Written exercise: Output each line of the material exactly as it stands.

::::

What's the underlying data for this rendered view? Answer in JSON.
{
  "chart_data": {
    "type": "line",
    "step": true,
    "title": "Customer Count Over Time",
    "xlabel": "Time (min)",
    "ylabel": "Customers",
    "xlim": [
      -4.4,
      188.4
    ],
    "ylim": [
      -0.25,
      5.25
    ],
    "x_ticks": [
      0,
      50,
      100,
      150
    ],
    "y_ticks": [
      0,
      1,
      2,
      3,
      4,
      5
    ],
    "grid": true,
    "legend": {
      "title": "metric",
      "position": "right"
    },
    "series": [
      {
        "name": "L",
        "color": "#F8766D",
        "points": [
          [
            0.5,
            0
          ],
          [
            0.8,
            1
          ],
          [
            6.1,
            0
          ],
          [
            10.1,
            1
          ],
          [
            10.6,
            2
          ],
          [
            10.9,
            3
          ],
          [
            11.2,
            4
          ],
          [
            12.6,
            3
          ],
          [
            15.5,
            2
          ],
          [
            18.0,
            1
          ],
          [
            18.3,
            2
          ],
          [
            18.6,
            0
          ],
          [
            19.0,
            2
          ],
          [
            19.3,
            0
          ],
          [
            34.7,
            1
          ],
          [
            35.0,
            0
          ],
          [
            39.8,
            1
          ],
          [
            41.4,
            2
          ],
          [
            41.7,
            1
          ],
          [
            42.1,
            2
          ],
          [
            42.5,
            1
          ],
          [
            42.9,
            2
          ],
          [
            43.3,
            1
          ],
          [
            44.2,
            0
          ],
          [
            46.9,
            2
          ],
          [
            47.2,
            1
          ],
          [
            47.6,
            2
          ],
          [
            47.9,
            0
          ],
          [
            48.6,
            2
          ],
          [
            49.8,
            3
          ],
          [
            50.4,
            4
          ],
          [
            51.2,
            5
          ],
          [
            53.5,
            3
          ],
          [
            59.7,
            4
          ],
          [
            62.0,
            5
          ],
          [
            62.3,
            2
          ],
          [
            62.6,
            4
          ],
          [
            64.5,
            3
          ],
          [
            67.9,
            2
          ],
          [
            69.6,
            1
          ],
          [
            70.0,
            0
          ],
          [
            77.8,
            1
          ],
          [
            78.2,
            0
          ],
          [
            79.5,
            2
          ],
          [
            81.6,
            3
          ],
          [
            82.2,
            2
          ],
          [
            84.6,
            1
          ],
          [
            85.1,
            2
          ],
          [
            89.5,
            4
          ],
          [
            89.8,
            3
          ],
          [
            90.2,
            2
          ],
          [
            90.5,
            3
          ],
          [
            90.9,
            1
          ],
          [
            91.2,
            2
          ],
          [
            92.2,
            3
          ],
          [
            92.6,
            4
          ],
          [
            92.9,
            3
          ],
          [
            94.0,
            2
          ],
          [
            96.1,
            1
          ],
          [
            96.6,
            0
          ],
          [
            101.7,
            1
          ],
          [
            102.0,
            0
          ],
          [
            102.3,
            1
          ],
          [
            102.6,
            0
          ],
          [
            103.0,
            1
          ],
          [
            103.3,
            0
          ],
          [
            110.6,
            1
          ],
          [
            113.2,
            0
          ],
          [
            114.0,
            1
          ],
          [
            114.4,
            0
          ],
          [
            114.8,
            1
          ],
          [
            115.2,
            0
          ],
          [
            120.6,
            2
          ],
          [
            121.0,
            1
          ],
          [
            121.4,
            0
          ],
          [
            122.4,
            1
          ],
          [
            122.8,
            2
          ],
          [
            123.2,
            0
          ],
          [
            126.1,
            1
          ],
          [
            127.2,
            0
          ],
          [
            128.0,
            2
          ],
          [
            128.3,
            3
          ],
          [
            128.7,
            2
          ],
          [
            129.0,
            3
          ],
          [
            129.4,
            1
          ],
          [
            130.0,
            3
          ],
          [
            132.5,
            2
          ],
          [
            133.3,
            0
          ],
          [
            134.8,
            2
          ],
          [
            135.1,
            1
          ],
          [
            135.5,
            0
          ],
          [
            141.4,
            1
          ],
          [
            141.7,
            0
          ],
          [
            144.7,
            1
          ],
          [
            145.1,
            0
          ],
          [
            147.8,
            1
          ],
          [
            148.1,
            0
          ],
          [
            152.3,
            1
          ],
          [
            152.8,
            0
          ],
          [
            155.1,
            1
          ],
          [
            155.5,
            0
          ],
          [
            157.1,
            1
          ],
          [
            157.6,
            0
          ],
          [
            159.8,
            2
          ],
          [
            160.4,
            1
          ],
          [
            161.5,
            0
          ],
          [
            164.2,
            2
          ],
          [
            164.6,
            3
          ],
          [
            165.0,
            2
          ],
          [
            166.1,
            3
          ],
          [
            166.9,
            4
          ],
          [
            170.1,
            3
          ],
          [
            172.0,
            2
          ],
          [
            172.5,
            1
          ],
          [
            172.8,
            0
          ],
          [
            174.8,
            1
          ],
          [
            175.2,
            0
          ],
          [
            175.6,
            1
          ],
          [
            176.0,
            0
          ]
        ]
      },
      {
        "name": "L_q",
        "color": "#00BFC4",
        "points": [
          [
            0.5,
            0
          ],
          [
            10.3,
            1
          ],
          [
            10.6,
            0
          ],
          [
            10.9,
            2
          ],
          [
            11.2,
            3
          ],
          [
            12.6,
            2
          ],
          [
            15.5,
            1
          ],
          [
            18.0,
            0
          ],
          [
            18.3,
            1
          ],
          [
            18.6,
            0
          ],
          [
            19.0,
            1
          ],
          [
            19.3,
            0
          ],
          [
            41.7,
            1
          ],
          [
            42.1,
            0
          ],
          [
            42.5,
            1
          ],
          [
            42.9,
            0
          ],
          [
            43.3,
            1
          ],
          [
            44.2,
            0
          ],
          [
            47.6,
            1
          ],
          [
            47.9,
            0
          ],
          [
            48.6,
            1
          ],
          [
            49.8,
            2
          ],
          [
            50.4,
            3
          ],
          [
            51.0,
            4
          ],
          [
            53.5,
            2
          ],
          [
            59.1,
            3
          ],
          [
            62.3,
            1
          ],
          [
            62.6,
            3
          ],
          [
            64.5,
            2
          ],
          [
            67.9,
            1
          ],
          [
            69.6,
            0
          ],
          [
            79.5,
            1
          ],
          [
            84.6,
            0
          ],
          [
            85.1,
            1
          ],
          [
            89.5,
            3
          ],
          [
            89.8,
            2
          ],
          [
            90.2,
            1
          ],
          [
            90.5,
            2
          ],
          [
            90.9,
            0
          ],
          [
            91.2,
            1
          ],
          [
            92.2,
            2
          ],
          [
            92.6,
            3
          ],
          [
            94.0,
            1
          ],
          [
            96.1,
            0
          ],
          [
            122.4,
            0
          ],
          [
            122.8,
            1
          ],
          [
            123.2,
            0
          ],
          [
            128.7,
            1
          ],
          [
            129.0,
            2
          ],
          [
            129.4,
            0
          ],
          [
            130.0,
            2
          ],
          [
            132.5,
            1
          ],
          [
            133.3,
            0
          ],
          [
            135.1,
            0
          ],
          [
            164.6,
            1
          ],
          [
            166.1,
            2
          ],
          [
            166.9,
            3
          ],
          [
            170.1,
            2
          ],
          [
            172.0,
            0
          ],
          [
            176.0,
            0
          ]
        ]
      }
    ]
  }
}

::::

Solved problem:
What's the underlying data for this rendered view? Answer in JSON.
{
  "chart_data": {
    "type": "line",
    "step": true,
    "title": "Customer Count Over Time",
    "xlabel": "Time (min)",
    "ylabel": "Customers",
    "xlim": [
      -4.4,
      188.4
    ],
    "ylim": [
      -0.25,
      5.25
    ],
    "x_ticks": [
      0,
      50,
      100,
      150
    ],
    "y_ticks": [
      0,
      1,
      2,
      3,
      4,
      5
    ],
    "grid": true,
    "legend": {
      "title": "metric",
      "position": "right"
    },
    "series": [
      {
        "name": "L",
        "color": "#F8766D",
        "points": [
          [
            0.5,
            0
          ],
          [
            0.8,
            1
          ],
          [
            6.1,
            0
          ],
          [
            10.1,
            1
          ],
          [
            10.6,
            2
          ],
          [
            10.9,
            3
          ],
          [
            11.2,
            4
          ],
          [
            12.6,
            3
          ],
          [
            15.5,
            2
          ],
          [
            18.0,
            1
          ],
          [
            18.3,
            2
          ],
          [
            18.6,
            0
          ],
          [
            19.0,
            2
          ],
          [
            19.3,
            0
          ],
          [
            34.7,
            1
          ],
          [
            35.0,
            0
          ],
          [
            39.8,
            1
          ],
          [
            41.4,
            2
          ],
          [
            41.7,
            1
          ],
          [
            42.1,
            2
          ],
          [
            42.5,
            1
          ],
          [
            42.9,
            2
          ],
          [
            43.3,
            1
          ],
          [
            44.2,
            0
          ],
          [
            46.9,
            2
          ],
          [
            47.2,
            1
          ],
          [
            47.6,
            2
          ],
          [
            47.9,
            0
          ],
          [
            48.6,
            2
          ],
          [
            49.8,
            3
          ],
          [
            50.4,
            4
          ],
          [
            51.2,
            5
          ],
          [
            53.5,
            3
          ],
          [
            59.7,
            4
          ],
          [
            62.0,
            5
          ],
          [
            62.3,
            2
          ],
          [
            62.6,
            4
          ],
          [
            64.5,
            3
          ],
          [
            67.9,
            2
          ],
          [
            69.6,
            1
          ],
          [
            70.0,
            0
          ],
          [
            77.8,
            1
          ],
          [
            78.2,
            0
          ],
          [
            79.5,
            2
          ],
          [
            81.6,
            3
          ],
          [
            82.2,
            2
          ],
          [
            84.6,
            1
          ],
          [
            85.1,
            2
          ],
          [
            89.5,
            4
          ],
          [
            89.8,
            3
          ],
          [
            90.2,
            2
          ],
          [
            90.5,
            3
          ],
          [
            90.9,
            1
          ],
          [
            91.2,
            2
          ],
          [
            92.2,
            3
          ],
          [
            92.6,
            4
          ],
          [
            92.9,
            3
          ],
          [
            94.0,
            2
          ],
          [
            96.1,
            1
          ],
          [
            96.6,
            0
          ],
          [
            101.7,
            1
          ],
          [
            102.0,
            0
          ],
          [
            102.3,
            1
          ],
          [
            102.6,
            0
          ],
          [
            103.0,
            1
          ],
          [
            103.3,
            0
          ],
          [
            110.6,
            1
          ],
          [
            113.2,
            0
          ],
          [
            114.0,
            1
          ],
          [
            114.4,
            0
          ],
          [
            114.8,
            1
          ],
          [
            115.2,
            0
          ],
          [
            120.6,
            2
          ],
          [
            121.0,
            1
          ],
          [
            121.4,
            0
          ],
          [
            122.4,
            1
          ],
          [
            122.8,
            2
          ],
          [
            123.2,
            0
          ],
          [
            126.1,
            1
          ],
          [
            127.2,
            0
          ],
          [
            128.0,
            2
          ],
          [
            128.3,
            3
          ],
          [
            128.7,
            2
          ],
          [
            129.0,
            3
          ],
          [
            129.4,
            1
          ],
          [
            130.0,
            3
          ],
          [
            132.5,
            2
          ],
          [
            133.3,
            0
          ],
          [
            134.8,
            2
          ],
          [
            135.1,
            1
          ],
          [
            135.5,
            0
          ],
          [
            141.4,
            1
          ],
          [
            141.7,
            0
          ],
          [
            144.7,
            1
          ],
          [
            145.1,
            0
          ],
          [
            147.8,
            1
          ],
          [
            148.1,
            0
          ],
          [
            152.3,
            1
          ],
          [
            152.8,
            0
          ],
          [
            155.1,
            1
          ],
          [
            155.5,
            0
          ],
          [
            157.1,
            1
          ],
          [
            157.6,
            0
          ],
          [
            159.8,
            2
          ],
          [
            160.4,
            1
          ],
          [
            161.5,
            0
          ],
          [
            164.2,
            2
          ],
          [
            164.6,
            3
          ],
          [
            165.0,
            2
          ],
          [
            166.1,
            3
          ],
          [
            166.9,
            4
          ],
          [
            170.1,
            3
          ],
          [
            172.0,
            2
          ],
          [
            172.5,
            1
          ],
          [
            172.8,
            0
          ],
          [
            174.8,
            1
          ],
          [
            175.2,
            0
          ],
          [
            175.6,
            1
          ],
          [
            176.0,
            0
          ]
        ]
      },
      {
        "name": "L_q",
        "color": "#00BFC4",
        "points": [
          [
            0.5,
            0
          ],
          [
            10.3,
            1
          ],
          [
            10.6,
            0
          ],
          [
            10.9,
            2
          ],
          [
            11.2,
            3
          ],
          [
            12.6,
            2
          ],
          [
            15.5,
            1
          ],
          [
            18.0,
            0
          ],
          [
            18.3,
            1
          ],
          [
            18.6,
            0
          ],
          [
            19.0,
            1
          ],
          [
            19.3,
            0
          ],
          [
            41.7,
            1
          ],
          [
            42.1,
            0
          ],
          [
            42.5,
            1
          ],
          [
            42.9,
            0
          ],
          [
            43.3,
            1
          ],
          [
            44.2,
            0
          ],
          [
            47.6,
            1
          ],
          [
            47.9,
            0
          ],
          [
            48.6,
            1
          ],
          [
            49.8,
            2
          ],
          [
            50.4,
            3
          ],
          [
            51.0,
            4
          ],
          [
            53.5,
            2
          ],
          [
            59.1,
            3
          ],
          [
            62.3,
            1
          ],
          [
            62.6,
            3
          ],
          [
            64.5,
            2
          ],
          [
            67.9,
            1
          ],
          [
            69.6,
            0
          ],
          [
            79.5,
            1
          ],
          [
            84.6,
            0
          ],
          [
            85.1,
            1
          ],
          [
            89.5,
            3
          ],
          [
            89.8,
            2
          ],
          [
            90.2,
            1
          ],
          [
            90.5,
            2
          ],
          [
            90.9,
            0
          ],
          [
            91.2,
            1
          ],
          [
            92.2,
            2
          ],
          [
            92.6,
            3
          ],
          [
            94.0,
            1
          ],
          [
            96.1,
            0
          ],
          [
            122.4,
            0
          ],
          [
            122.8,
            1
          ],
          [
            123.2,
            0
          ],
          [
            128.7,
            1
          ],
          [
            129.0,
            2
          ],
          [
            129.4,
            0
          ],
          [
            130.0,
            2
          ],
          [
            132.5,
            1
          ],
          [
            133.3,
            0
          ],
          [
            135.1,
            0
          ],
          [
            164.6,
            1
          ],
          [
            166.1,
            2
          ],
          [
            166.9,
            3
          ],
          [
            170.1,
            2
          ],
          [
            172.0,
            0
          ],
          [
            176.0,
            0
          ]
        ]
      }
    ]
  }
}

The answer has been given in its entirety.